Stated task:
Quote, verbatim, all material below, without pictures.

Extracted entries:
★ ★ ★ ★ ★ ★ ★
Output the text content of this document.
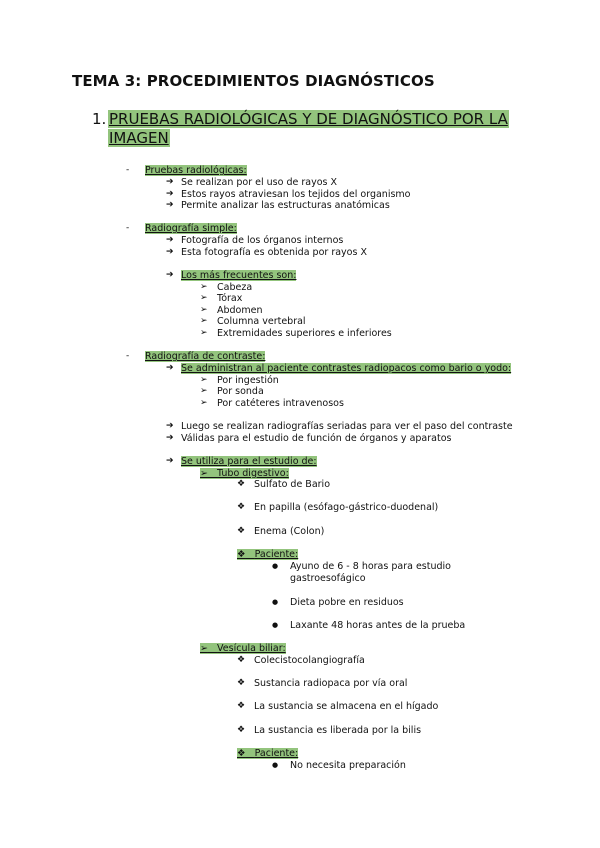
TEMA 3: PROCEDIMIENTOS DIAGNÓSTICOS
1. PRUEBAS RADIOLÓGICAS Y DE DIAGNÓSTICO POR LA
IMAGEN
- Pruebas radiológicas:
➔ Se realizan por el uso de rayos X
➔ Estos rayos atraviesan los tejidos del organismo
➔ Permite analizar las estructuras anatómicas
- Radiografía simple:
➔ Fotografía de los órganos internos
➔ Esta fotografía es obtenida por rayos X
➔ Los más frecuentes son:
➢ Cabeza
➢ Tórax
➢ Abdomen
➢ Columna vertebral
➢ Extremidades superiores e inferiores
- Radiografía de contraste:
➔ Se administran al paciente contrastes radiopacos como bario o yodo:
➢ Por ingestión
➢ Por sonda
➢ Por catéteres intravenosos
➔ Luego se realizan radiografías seriadas para ver el paso del contraste
➔ Válidas para el estudio de función de órganos y aparatos
➔ Se utiliza para el estudio de:
➢ Tubo digestivo:
❖ Sulfato de Bario
❖ En papilla (esófago-gástrico-duodenal)
❖ Enema (Colon)
❖ Paciente:
● Ayuno de 6 - 8 horas para estudio
gastroesofágico
● Dieta pobre en residuos
● Laxante 48 horas antes de la prueba
➢ Vesícula biliar:
❖ Colecistocolangiografía
❖ Sustancia radiopaca por vía oral
❖ La sustancia se almacena en el hígado
❖ La sustancia es liberada por la bilis
❖ Paciente:
● No necesita preparación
★ ★ ★ ★ ★ ★ ★
Task solution:
Output the text content of this document.
TEMA 3: PROCEDIMIENTOS DIAGNÓSTICOS
1. PRUEBAS RADIOLÓGICAS Y DE DIAGNÓSTICO POR LA
IMAGEN
- Pruebas radiológicas:
➔ Se realizan por el uso de rayos X
➔ Estos rayos atraviesan los tejidos del organismo
➔ Permite analizar las estructuras anatómicas
- Radiografía simple:
➔ Fotografía de los órganos internos
➔ Esta fotografía es obtenida por rayos X
➔ Los más frecuentes son:
➢ Cabeza
➢ Tórax
➢ Abdomen
➢ Columna vertebral
➢ Extremidades superiores e inferiores
- Radiografía de contraste:
➔ Se administran al paciente contrastes radiopacos como bario o yodo:
➢ Por ingestión
➢ Por sonda
➢ Por catéteres intravenosos
➔ Luego se realizan radiografías seriadas para ver el paso del contraste
➔ Válidas para el estudio de función de órganos y aparatos
➔ Se utiliza para el estudio de:
➢ Tubo digestivo:
❖ Sulfato de Bario
❖ En papilla (esófago-gástrico-duodenal)
❖ Enema (Colon)
❖ Paciente:
● Ayuno de 6 - 8 horas para estudio
gastroesofágico
● Dieta pobre en residuos
● Laxante 48 horas antes de la prueba
➢ Vesícula biliar:
❖ Colecistocolangiografía
❖ Sustancia radiopaca por vía oral
❖ La sustancia se almacena en el hígado
❖ La sustancia es liberada por la bilis
❖ Paciente:
● No necesita preparación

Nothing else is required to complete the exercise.